▶ **What to work on**: Transcribe the records that follow exactly. Skip the pictures.

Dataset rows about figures
● ● ● ● ● ● ●
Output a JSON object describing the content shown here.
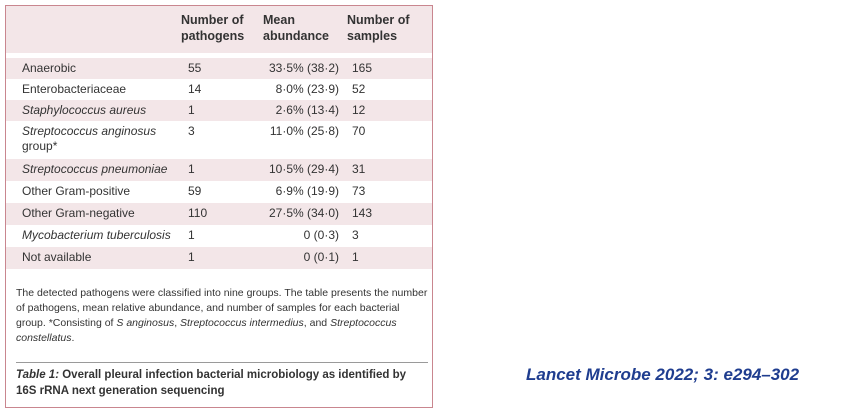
{
  "table": {
    "headers": {
      "pathogens_l1": "Number of",
      "pathogens_l2": "pathogens",
      "abundance_l1": "Mean",
      "abundance_l2": "abundance",
      "samples_l1": "Number of",
      "samples_l2": "samples"
    },
    "rows": [
      {
        "name": "Anaerobic",
        "italic": false,
        "pathogens": "55",
        "abundance": "33·5% (38·2)",
        "samples": "165"
      },
      {
        "name": "Enterobacteriaceae",
        "italic": false,
        "pathogens": "14",
        "abundance": "8·0% (23·9)",
        "samples": "52"
      },
      {
        "name": "Staphylococcus aureus",
        "italic": true,
        "pathogens": "1",
        "abundance": "2·6% (13·4)",
        "samples": "12"
      },
      {
        "name": "Streptococcus anginosus",
        "name2": "group*",
        "italic": true,
        "pathogens": "3",
        "abundance": "11·0% (25·8)",
        "samples": "70"
      },
      {
        "name": "Streptococcus pneumoniae",
        "italic": true,
        "pathogens": "1",
        "abundance": "10·5% (29·4)",
        "samples": "31"
      },
      {
        "name": "Other Gram-positive",
        "italic": false,
        "pathogens": "59",
        "abundance": "6·9% (19·9)",
        "samples": "73"
      },
      {
        "name": "Other Gram-negative",
        "italic": false,
        "pathogens": "110",
        "abundance": "27·5% (34·0)",
        "samples": "143"
      },
      {
        "name": "Mycobacterium tuberculosis",
        "italic": true,
        "pathogens": "1",
        "abundance": "0 (0·3)",
        "samples": "3"
      },
      {
        "name": "Not available",
        "italic": false,
        "pathogens": "1",
        "abundance": "0 (0·1)",
        "samples": "1"
      }
    ]
  },
  "footnote": {
    "part1": "The detected pathogens were classified into nine groups. The table presents the number of pathogens, mean relative abundance, and number of samples for each bacterial group. *Consisting of ",
    "s_anginosus": "S anginosus",
    "sep1": ", ",
    "s_intermedius": "Streptococcus intermedius",
    "sep2": ", and ",
    "s_constellatus": "Streptococcus constellatus",
    "end": "."
  },
  "caption": {
    "label": "Table 1:",
    "text": " Overall pleural infection bacterial microbiology as identified by 16S rRNA next generation sequencing"
  },
  "citation": "Lancet Microbe 2022; 3: e294–302"
}
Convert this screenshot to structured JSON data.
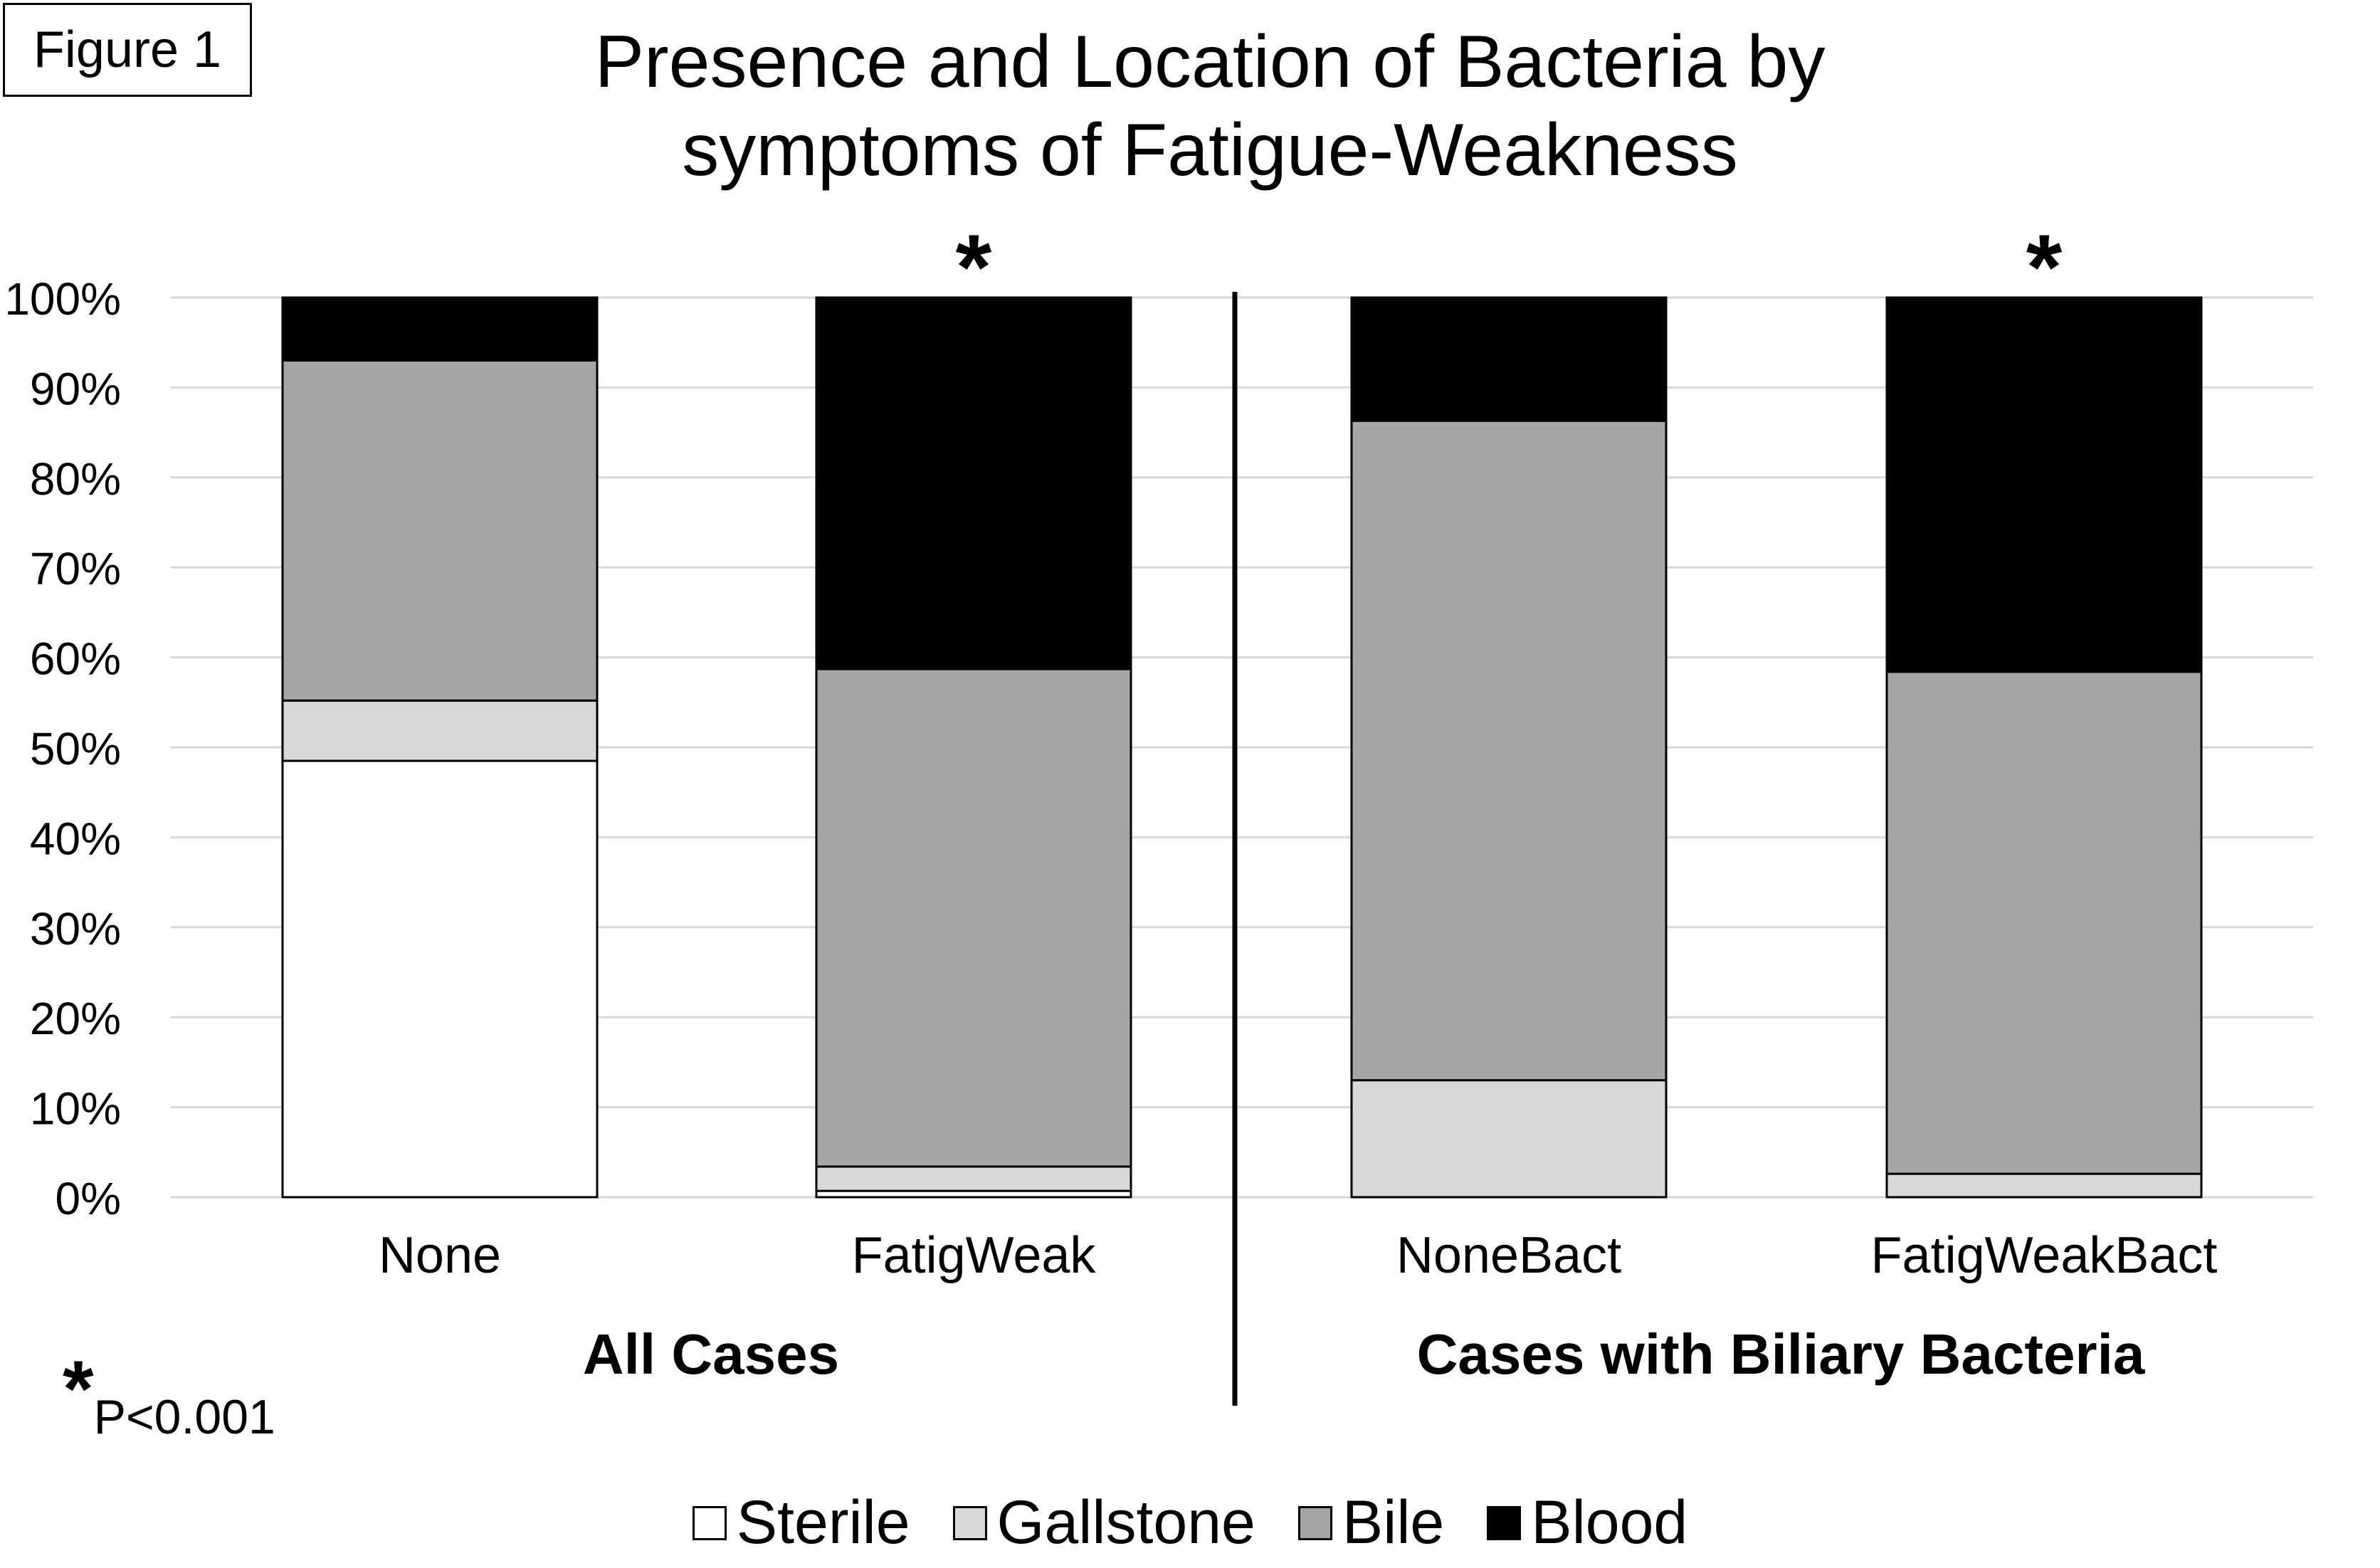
{
  "figure_label": "Figure 1",
  "footnote": {
    "marker": "*",
    "text": "P<0.001"
  },
  "chart_data": {
    "type": "bar",
    "stacked": true,
    "title": "Presence and Location of Bacteria by symptoms of Fatigue-Weakness",
    "title_lines": [
      "Presence and Location of Bacteria by",
      "symptoms of Fatigue-Weakness"
    ],
    "categories": [
      "None",
      "FatigWeak",
      "NoneBact",
      "FatigWeakBact"
    ],
    "groups": [
      {
        "name": "All Cases",
        "categories": [
          "None",
          "FatigWeak"
        ]
      },
      {
        "name": "Cases with Biliary Bacteria",
        "categories": [
          "NoneBact",
          "FatigWeakBact"
        ]
      }
    ],
    "significance_markers": [
      {
        "category": "FatigWeak",
        "marker": "*"
      },
      {
        "category": "FatigWeakBact",
        "marker": "*"
      }
    ],
    "series": [
      {
        "name": "Sterile",
        "color": "#ffffff",
        "values": [
          48.5,
          0.7,
          0,
          0
        ]
      },
      {
        "name": "Gallstone",
        "color": "#d9d9d9",
        "values": [
          6.7,
          2.7,
          13.0,
          2.6
        ]
      },
      {
        "name": "Bile",
        "color": "#a6a6a6",
        "values": [
          37.8,
          55.3,
          73.3,
          55.8
        ]
      },
      {
        "name": "Blood",
        "color": "#000000",
        "values": [
          7.0,
          41.3,
          13.7,
          41.6
        ]
      }
    ],
    "ylim": [
      0,
      100
    ],
    "yticks": [
      "0%",
      "10%",
      "20%",
      "30%",
      "40%",
      "50%",
      "60%",
      "70%",
      "80%",
      "90%",
      "100%"
    ],
    "grid": true,
    "legend_position": "bottom"
  }
}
● ● ● ● ● ● ●
▶ **Output**:
Output a JSON object describing the content shown here.
{
  "table": {
    "headers": {
      "pathogens_l1": "Number of",
      "pathogens_l2": "pathogens",
      "abundance_l1": "Mean",
      "abundance_l2": "abundance",
      "samples_l1": "Number of",
      "samples_l2": "samples"
    },
    "rows": [
      {
        "name": "Anaerobic",
        "italic": false,
        "pathogens": "55",
        "abundance": "33·5% (38·2)",
        "samples": "165"
      },
      {
        "name": "Enterobacteriaceae",
        "italic": false,
        "pathogens": "14",
        "abundance": "8·0% (23·9)",
        "samples": "52"
      },
      {
        "name": "Staphylococcus aureus",
        "italic": true,
        "pathogens": "1",
        "abundance": "2·6% (13·4)",
        "samples": "12"
      },
      {
        "name": "Streptococcus anginosus",
        "name2": "group*",
        "italic": true,
        "pathogens": "3",
        "abundance": "11·0% (25·8)",
        "samples": "70"
      },
      {
        "name": "Streptococcus pneumoniae",
        "italic": true,
        "pathogens": "1",
        "abundance": "10·5% (29·4)",
        "samples": "31"
      },
      {
        "name": "Other Gram-positive",
        "italic": false,
        "pathogens": "59",
        "abundance": "6·9% (19·9)",
        "samples": "73"
      },
      {
        "name": "Other Gram-negative",
        "italic": false,
        "pathogens": "110",
        "abundance": "27·5% (34·0)",
        "samples": "143"
      },
      {
        "name": "Mycobacterium tuberculosis",
        "italic": true,
        "pathogens": "1",
        "abundance": "0 (0·3)",
        "samples": "3"
      },
      {
        "name": "Not available",
        "italic": false,
        "pathogens": "1",
        "abundance": "0 (0·1)",
        "samples": "1"
      }
    ]
  },
  "footnote": {
    "part1": "The detected pathogens were classified into nine groups. The table presents the number of pathogens, mean relative abundance, and number of samples for each bacterial group. *Consisting of ",
    "s_anginosus": "S anginosus",
    "sep1": ", ",
    "s_intermedius": "Streptococcus intermedius",
    "sep2": ", and ",
    "s_constellatus": "Streptococcus constellatus",
    "end": "."
  },
  "caption": {
    "label": "Table 1:",
    "text": " Overall pleural infection bacterial microbiology as identified by 16S rRNA next generation sequencing"
  },
  "citation": "Lancet Microbe 2022; 3: e294–302"
}
Convert this screenshot to structured JSON data.
{
  "figure_label": "Figure 1",
  "footnote": {
    "marker": "*",
    "text": "P<0.001"
  },
  "chart_data": {
    "type": "bar",
    "stacked": true,
    "title": "Presence and Location of Bacteria by symptoms of Fatigue-Weakness",
    "title_lines": [
      "Presence and Location of Bacteria by",
      "symptoms of Fatigue-Weakness"
    ],
    "categories": [
      "None",
      "FatigWeak",
      "NoneBact",
      "FatigWeakBact"
    ],
    "groups": [
      {
        "name": "All Cases",
        "categories": [
          "None",
          "FatigWeak"
        ]
      },
      {
        "name": "Cases with Biliary Bacteria",
        "categories": [
          "NoneBact",
          "FatigWeakBact"
        ]
      }
    ],
    "significance_markers": [
      {
        "category": "FatigWeak",
        "marker": "*"
      },
      {
        "category": "FatigWeakBact",
        "marker": "*"
      }
    ],
    "series": [
      {
        "name": "Sterile",
        "color": "#ffffff",
        "values": [
          48.5,
          0.7,
          0,
          0
        ]
      },
      {
        "name": "Gallstone",
        "color": "#d9d9d9",
        "values": [
          6.7,
          2.7,
          13.0,
          2.6
        ]
      },
      {
        "name": "Bile",
        "color": "#a6a6a6",
        "values": [
          37.8,
          55.3,
          73.3,
          55.8
        ]
      },
      {
        "name": "Blood",
        "color": "#000000",
        "values": [
          7.0,
          41.3,
          13.7,
          41.6
        ]
      }
    ],
    "ylim": [
      0,
      100
    ],
    "yticks": [
      "0%",
      "10%",
      "20%",
      "30%",
      "40%",
      "50%",
      "60%",
      "70%",
      "80%",
      "90%",
      "100%"
    ],
    "grid": true,
    "legend_position": "bottom"
  }
}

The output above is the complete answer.